### Задания
1. Ответьте на вопросы по отрывку об училищах для детей государственных крестьян:
(а) Сколько училищ было в 1838 году и сколько в них было учащихся?
(б) До какого числа довели количество учащихся к 1842 году?
(в) На кого было возложено преподавание?
2. Продолжите отрывок об училищах для детей государственных крестьян, начав сразу после его последнего предложения.

### Отрывок
---------------

22 Огарев имеет в виду ужасающее состояние школ (приходских училищ для детей государственных крестьян), состоявших в ведении Министерства государственных имуществ. В 1838 г. их было всего 60 с 1 880 учащимися. До 1842 г. было открыто (за счет крестьян!) 748 временных училищ, а количество учащихся доведено до 9 106. При ревизии 1849 г. обнаружились вопиющие недостатки: преподавание, возложенное на священников и изредка на студентов семинарий в качестве помощников, стояло на низком уровне, из-за поборов крестьяне избегали посылать детей в школы, разбегались и учащиеся и учащие, попытка связать программу училищ с ‘нуждами сословия’ привела на деле к сужению крайне бедного курса до ‘сведений, полезных в крестьянском быту’, поэтому-то преподавание геометрии и свелось лишь к обращению с циркулем (циркульному землемерию цифирных школ XVIII столетия) или, как пишет Огарев, разрешению ‘преподавать геометрию только без доказательств’.

---------------

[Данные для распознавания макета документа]
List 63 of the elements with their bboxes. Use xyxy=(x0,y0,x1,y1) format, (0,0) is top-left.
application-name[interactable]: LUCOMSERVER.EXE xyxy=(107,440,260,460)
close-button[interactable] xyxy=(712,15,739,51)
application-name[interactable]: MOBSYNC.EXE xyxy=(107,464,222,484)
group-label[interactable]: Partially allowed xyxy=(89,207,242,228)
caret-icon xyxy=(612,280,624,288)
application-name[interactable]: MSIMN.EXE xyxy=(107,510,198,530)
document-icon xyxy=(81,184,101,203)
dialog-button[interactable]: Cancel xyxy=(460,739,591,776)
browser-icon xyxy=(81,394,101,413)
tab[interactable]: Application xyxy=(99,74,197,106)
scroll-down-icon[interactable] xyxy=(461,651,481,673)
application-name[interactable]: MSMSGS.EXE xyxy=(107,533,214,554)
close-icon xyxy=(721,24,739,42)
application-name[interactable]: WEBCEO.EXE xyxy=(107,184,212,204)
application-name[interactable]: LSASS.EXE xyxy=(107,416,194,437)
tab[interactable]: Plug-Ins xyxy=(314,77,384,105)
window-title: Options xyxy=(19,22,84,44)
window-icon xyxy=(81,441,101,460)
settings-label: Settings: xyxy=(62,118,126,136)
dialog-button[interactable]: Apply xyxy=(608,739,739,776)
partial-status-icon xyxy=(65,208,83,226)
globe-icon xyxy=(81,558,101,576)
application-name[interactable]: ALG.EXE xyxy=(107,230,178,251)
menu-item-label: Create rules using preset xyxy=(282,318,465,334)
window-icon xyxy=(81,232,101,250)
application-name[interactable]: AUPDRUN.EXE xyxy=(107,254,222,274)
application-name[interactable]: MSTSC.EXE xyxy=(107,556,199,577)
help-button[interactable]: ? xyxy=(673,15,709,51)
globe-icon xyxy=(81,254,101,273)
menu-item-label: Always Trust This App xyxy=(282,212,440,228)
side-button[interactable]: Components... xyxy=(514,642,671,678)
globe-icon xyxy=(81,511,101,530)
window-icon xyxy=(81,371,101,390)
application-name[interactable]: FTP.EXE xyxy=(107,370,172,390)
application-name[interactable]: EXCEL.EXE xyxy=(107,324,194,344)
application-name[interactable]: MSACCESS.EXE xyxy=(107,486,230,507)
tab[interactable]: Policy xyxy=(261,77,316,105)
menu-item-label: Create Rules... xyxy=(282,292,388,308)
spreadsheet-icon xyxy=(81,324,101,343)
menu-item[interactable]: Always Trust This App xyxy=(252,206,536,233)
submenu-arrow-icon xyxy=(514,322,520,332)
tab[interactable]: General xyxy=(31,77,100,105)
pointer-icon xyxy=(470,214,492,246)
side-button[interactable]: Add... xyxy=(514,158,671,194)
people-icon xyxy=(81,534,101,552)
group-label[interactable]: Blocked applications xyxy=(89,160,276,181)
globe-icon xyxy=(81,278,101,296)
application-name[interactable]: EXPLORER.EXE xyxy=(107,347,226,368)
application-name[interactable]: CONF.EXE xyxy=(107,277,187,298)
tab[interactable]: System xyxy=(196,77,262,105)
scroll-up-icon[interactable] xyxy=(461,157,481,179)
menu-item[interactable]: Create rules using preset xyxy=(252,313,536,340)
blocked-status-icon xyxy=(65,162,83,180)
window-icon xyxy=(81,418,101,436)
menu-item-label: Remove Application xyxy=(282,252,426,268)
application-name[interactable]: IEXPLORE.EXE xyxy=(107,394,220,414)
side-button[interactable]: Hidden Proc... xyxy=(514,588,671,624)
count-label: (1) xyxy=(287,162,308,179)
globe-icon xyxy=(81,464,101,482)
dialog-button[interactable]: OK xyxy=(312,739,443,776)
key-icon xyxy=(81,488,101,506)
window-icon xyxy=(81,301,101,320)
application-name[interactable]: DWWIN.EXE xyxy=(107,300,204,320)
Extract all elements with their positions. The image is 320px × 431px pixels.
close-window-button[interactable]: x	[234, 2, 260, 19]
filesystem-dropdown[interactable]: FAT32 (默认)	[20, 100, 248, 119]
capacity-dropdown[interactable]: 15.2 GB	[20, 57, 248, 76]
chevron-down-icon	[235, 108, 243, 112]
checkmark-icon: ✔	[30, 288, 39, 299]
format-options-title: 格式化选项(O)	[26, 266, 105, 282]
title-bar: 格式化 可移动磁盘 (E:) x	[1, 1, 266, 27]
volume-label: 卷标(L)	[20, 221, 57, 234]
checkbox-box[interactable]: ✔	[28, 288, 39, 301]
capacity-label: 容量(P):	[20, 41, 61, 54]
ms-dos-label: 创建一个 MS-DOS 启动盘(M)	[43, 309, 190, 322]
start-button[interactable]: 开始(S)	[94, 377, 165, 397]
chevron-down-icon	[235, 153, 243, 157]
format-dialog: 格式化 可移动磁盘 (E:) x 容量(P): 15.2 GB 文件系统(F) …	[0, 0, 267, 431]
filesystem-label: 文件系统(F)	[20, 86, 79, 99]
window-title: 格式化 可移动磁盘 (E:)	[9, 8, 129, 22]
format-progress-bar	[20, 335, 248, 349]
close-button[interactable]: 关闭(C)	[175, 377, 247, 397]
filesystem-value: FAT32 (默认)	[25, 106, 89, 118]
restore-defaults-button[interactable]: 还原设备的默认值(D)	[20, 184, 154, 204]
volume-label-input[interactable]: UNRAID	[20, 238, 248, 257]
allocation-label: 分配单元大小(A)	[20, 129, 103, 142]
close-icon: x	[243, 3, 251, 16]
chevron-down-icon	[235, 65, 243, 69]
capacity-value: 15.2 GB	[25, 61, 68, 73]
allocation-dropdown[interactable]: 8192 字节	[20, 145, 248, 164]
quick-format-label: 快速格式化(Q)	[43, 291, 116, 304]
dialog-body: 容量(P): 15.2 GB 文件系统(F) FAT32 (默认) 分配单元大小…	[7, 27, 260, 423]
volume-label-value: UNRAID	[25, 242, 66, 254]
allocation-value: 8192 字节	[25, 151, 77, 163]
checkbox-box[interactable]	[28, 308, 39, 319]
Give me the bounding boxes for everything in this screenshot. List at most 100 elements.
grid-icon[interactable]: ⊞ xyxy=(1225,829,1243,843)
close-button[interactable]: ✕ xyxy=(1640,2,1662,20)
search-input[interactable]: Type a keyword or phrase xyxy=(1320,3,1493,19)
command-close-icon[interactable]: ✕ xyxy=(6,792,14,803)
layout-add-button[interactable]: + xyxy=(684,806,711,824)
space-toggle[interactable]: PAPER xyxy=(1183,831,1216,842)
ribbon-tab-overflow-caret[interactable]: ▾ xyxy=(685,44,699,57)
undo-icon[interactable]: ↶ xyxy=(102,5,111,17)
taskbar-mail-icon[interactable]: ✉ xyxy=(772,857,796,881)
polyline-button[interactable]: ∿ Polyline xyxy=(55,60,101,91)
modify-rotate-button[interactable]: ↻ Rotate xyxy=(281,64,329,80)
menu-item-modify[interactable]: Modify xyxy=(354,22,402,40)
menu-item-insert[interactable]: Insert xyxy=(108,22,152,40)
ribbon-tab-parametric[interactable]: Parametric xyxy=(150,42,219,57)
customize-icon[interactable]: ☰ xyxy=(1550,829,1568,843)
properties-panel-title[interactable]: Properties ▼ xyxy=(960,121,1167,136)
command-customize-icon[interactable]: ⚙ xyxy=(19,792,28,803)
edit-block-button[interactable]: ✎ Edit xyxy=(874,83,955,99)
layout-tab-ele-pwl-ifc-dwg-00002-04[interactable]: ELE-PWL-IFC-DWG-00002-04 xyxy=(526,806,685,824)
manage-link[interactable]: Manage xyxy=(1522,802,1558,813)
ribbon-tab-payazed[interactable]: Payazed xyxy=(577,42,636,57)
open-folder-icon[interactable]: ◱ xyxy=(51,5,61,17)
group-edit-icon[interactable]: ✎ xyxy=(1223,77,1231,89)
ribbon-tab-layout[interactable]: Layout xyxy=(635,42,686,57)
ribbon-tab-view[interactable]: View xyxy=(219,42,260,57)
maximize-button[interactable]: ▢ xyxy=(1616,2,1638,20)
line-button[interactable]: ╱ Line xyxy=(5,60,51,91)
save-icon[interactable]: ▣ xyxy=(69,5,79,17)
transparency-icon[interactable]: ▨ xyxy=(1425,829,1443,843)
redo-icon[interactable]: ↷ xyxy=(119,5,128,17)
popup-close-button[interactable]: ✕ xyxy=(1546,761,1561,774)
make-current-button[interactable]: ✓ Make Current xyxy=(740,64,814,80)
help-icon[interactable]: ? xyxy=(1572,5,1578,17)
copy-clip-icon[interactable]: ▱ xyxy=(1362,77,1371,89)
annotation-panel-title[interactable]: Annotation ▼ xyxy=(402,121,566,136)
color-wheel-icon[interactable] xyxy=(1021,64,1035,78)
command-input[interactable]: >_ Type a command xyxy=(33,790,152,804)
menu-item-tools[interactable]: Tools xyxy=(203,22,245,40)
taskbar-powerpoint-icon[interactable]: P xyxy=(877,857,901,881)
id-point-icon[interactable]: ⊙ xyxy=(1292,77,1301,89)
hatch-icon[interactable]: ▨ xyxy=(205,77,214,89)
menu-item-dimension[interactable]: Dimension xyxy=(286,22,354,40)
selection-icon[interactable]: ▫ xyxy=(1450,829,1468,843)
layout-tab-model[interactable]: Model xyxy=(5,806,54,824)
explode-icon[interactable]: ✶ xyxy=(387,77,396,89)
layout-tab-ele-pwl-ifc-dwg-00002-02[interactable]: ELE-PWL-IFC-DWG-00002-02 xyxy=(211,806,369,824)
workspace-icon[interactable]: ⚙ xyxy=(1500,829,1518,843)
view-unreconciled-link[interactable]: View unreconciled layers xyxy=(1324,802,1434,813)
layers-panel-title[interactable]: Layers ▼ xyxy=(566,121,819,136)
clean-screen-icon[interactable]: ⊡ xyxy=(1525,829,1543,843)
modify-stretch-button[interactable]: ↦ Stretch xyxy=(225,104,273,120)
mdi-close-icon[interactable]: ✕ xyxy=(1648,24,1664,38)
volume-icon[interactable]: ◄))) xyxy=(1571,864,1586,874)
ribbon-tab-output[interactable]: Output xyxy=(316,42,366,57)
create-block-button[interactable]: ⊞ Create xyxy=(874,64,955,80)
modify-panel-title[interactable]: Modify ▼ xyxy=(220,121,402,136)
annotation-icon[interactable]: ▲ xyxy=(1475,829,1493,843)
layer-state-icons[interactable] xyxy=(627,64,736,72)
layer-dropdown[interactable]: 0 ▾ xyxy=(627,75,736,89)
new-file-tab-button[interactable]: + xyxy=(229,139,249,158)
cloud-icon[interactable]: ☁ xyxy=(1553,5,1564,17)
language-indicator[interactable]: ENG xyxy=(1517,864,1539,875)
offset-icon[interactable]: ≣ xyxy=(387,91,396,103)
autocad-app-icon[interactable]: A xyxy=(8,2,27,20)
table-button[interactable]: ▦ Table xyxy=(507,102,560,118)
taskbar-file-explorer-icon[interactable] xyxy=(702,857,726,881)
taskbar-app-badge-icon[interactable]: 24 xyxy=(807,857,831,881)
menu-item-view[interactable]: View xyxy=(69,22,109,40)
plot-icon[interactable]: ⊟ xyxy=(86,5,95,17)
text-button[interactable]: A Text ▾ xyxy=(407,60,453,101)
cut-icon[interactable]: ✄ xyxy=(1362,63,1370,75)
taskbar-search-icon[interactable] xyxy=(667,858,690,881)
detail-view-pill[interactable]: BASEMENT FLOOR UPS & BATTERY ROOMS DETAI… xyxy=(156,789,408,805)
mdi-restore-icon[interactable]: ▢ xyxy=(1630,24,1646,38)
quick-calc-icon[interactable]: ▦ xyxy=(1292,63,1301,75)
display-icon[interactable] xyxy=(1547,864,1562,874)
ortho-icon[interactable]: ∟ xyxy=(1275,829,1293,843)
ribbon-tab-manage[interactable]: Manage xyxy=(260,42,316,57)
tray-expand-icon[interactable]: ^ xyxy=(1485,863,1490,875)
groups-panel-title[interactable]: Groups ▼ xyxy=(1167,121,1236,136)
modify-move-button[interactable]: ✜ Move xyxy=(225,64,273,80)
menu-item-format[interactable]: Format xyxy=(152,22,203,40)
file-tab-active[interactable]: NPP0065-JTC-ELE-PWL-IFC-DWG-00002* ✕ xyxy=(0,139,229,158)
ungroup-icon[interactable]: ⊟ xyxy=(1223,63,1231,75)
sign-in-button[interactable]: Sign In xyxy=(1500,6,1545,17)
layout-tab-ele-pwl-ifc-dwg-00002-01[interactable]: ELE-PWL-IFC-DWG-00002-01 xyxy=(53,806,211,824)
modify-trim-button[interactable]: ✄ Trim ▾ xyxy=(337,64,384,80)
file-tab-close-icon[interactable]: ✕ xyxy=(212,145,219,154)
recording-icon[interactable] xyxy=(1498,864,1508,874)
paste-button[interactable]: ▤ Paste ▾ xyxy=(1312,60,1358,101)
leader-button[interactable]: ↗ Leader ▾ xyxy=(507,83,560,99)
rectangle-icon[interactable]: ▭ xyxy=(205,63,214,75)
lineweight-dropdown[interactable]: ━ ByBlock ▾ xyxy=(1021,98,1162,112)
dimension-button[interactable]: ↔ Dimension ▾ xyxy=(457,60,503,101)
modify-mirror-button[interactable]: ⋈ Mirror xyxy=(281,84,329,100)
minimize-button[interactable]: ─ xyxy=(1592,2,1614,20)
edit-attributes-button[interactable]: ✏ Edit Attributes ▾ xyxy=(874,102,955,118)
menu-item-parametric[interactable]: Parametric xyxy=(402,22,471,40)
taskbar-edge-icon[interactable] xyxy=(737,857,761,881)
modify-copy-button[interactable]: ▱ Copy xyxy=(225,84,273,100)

---------------

### Ответы
1.
(а) 60 училищ, 1 880 учащихся.
(б) До 9 106.
(в) На священников и изредка на студентов семинарий в качестве помощников.

2.
Огарев глубоко и тщательно изучал вопрос об организации народных училищ. Среди бумаг Огарева в архиве так называемой ‘заграничной коллекции’ хранится рукопись (неопубликованная), посвященная методике преподавания арифметики и особенно десятичного счета.
23 Кантонисты — солдатские дети, подлежавшие обязательному зачислению в солдаты и прохождению долголетней военной службы.
В ‘Разборе манифеста 26 августа 1856 года’ Огарев писал следующее: ‘…вопрос о кантонистах… требовал бы окончательного решения, а между тем манифестом вовсе не решен… позорное учреждение кантонистов, преследующее солдата из рода в род, обременительное для казны и горестное для народа, вовсе не уничтожено’ (‘Полярная звезда’ на 1857 г., стр. 12—13).
Об упразднении учреждения кантонистов см. No 285 ‘Санктпетербургских ведомостей’, 1856 г.
24 Перечисленные Огаревым указы об уничтожении пошлины на заграничные паспорта и др. напечатаны в следующих номерах ‘Санктпетербургских ведомостей’: No 118, No 165, No 197.
25 Огаревым использованы здесь сообщения о польской амнистии, напечатанные в No 125 и 142 ‘Санктпетербургских ведомостей’. Текст манифеста для Царства польского напечатан в No 250.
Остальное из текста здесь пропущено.